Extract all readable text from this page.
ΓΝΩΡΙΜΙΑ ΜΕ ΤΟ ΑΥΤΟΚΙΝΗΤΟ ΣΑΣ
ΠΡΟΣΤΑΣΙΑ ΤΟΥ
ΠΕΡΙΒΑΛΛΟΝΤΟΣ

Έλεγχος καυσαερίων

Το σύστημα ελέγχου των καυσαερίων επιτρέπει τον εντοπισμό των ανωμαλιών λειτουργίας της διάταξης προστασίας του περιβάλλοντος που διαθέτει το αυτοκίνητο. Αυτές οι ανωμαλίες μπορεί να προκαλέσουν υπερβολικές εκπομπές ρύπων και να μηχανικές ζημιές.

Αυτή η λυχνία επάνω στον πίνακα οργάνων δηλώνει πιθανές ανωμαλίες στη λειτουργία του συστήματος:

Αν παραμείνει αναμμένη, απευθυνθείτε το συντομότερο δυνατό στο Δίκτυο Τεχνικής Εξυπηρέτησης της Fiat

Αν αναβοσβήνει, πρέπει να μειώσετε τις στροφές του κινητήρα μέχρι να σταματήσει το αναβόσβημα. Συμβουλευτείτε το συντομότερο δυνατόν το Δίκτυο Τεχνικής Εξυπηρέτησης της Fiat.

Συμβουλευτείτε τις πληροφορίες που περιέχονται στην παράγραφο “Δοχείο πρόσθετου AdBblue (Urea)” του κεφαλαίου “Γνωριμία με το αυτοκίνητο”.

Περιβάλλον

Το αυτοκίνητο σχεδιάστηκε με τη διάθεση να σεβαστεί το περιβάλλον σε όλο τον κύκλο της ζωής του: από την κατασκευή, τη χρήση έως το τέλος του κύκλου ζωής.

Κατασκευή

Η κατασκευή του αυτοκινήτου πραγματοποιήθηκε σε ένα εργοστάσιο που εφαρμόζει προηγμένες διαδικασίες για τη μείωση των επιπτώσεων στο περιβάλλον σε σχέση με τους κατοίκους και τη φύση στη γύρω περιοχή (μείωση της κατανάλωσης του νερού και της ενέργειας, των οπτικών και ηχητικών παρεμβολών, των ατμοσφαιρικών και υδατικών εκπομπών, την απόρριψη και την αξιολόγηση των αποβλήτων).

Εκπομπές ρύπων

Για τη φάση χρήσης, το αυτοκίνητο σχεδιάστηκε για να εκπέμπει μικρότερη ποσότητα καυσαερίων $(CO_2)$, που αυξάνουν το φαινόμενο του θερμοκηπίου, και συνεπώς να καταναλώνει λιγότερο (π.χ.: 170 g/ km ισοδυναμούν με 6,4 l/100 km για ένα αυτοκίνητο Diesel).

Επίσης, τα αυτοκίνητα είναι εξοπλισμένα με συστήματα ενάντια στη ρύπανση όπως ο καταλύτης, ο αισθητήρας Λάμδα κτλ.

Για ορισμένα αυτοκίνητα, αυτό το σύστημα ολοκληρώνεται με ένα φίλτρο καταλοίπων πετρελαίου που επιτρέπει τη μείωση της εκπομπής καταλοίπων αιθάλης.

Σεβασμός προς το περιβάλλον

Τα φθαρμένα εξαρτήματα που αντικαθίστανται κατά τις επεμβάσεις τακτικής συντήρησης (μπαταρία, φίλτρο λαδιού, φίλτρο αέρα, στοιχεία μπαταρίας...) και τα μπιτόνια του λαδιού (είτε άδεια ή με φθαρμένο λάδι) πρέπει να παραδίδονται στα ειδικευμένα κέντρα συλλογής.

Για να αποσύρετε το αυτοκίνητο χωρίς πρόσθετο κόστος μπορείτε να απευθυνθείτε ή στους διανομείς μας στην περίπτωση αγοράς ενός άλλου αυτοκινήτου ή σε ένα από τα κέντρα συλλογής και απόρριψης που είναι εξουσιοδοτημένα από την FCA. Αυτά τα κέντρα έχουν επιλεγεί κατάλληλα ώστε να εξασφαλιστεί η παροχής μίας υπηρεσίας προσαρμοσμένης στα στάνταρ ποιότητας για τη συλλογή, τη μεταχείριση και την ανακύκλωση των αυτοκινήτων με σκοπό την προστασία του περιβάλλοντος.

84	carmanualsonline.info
######
* [What is asked] Using the listing above, gather each line that holds the string "σχεδιάστηκε" and copy it.

* [Result of the task]
Το αυτοκίνητο σχεδιάστηκε με τη διάθεση να σεβαστεί το περιβάλλον σε όλο τον κύκλο της ζωής του: από την κατασκευή, τη χρήση έως το τέλος του κύκλου ζωής.
Για τη φάση χρήσης, το αυτοκίνητο σχεδιάστηκε για να εκπέμπει μικρότερη ποσότητα καυσαερίων $(CO_2)$, που αυξάνουν το φαινόμενο του θερμοκηπίου, και συνεπώς να καταναλώνει λιγότερο (π.χ.: 170 g/ km ισοδυναμούν με 6,4 l/100 km για ένα αυτοκίνητο Diesel).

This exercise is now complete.